======== Dataset excerpts ========

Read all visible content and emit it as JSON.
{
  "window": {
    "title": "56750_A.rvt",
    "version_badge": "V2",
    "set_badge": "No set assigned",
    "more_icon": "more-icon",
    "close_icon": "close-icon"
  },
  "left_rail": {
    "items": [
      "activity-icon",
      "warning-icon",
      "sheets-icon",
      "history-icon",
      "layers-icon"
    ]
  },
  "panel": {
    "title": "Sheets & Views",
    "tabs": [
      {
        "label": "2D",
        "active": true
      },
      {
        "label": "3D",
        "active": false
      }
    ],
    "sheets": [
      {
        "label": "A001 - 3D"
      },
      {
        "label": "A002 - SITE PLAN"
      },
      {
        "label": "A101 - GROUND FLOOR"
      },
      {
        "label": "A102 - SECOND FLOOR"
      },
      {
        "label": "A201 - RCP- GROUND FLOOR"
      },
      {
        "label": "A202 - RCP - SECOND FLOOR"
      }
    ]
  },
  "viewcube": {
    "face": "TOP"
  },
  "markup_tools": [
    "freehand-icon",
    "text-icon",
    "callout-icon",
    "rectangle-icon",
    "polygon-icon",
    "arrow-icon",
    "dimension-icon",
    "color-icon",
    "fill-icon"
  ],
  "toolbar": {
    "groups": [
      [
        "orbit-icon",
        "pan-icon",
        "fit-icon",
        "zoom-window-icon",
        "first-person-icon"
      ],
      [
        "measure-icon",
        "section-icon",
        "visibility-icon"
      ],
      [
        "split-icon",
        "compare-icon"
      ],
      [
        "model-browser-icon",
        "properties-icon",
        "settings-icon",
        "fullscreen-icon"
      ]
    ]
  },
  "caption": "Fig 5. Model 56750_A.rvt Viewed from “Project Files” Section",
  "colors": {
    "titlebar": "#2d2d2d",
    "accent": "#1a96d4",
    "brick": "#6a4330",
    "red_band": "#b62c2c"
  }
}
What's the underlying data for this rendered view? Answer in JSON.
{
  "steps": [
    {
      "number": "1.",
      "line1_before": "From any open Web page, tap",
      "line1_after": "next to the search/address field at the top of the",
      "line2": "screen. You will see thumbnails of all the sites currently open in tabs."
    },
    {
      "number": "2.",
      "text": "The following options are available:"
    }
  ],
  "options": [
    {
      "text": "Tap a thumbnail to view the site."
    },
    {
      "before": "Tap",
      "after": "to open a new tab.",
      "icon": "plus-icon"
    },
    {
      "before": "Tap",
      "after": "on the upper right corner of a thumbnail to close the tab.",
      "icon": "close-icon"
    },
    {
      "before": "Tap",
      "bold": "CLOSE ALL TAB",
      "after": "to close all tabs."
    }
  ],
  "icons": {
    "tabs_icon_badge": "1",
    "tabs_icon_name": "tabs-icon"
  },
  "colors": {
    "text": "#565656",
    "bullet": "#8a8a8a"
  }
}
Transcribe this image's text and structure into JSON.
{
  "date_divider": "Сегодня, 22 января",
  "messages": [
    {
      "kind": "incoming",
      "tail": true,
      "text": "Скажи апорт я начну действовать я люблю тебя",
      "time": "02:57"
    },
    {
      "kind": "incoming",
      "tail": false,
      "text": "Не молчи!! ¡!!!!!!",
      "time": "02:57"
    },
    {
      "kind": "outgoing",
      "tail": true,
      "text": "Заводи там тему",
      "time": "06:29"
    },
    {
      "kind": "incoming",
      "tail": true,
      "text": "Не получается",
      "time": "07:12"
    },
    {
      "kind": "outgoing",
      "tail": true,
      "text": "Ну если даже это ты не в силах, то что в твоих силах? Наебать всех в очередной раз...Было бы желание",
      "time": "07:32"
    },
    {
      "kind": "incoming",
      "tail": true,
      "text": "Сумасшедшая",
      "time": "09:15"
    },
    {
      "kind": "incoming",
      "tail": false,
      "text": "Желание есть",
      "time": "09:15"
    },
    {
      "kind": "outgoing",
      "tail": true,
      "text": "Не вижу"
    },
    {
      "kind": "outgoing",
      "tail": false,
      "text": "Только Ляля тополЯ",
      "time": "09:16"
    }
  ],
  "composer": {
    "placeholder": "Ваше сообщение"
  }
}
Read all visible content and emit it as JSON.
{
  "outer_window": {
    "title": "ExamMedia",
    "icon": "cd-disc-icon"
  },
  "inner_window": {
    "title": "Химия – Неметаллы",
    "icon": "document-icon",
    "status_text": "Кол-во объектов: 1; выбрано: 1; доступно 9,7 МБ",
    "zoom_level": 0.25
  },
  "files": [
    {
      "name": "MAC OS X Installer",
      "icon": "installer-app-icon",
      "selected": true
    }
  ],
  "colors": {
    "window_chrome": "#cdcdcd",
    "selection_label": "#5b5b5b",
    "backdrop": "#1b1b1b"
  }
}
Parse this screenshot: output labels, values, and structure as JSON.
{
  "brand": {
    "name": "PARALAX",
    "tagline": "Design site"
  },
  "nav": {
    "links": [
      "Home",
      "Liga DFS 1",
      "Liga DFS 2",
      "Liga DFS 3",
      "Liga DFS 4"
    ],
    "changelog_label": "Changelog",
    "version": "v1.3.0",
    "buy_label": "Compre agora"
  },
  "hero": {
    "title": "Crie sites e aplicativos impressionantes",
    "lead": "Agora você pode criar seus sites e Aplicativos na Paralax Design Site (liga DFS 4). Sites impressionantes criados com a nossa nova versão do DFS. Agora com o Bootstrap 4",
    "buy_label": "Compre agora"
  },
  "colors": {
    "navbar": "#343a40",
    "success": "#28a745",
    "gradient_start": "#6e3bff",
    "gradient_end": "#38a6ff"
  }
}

========

= Short problem =
How many of the lines above include the string "options"? Answer with the number only.

= Exercise result =
2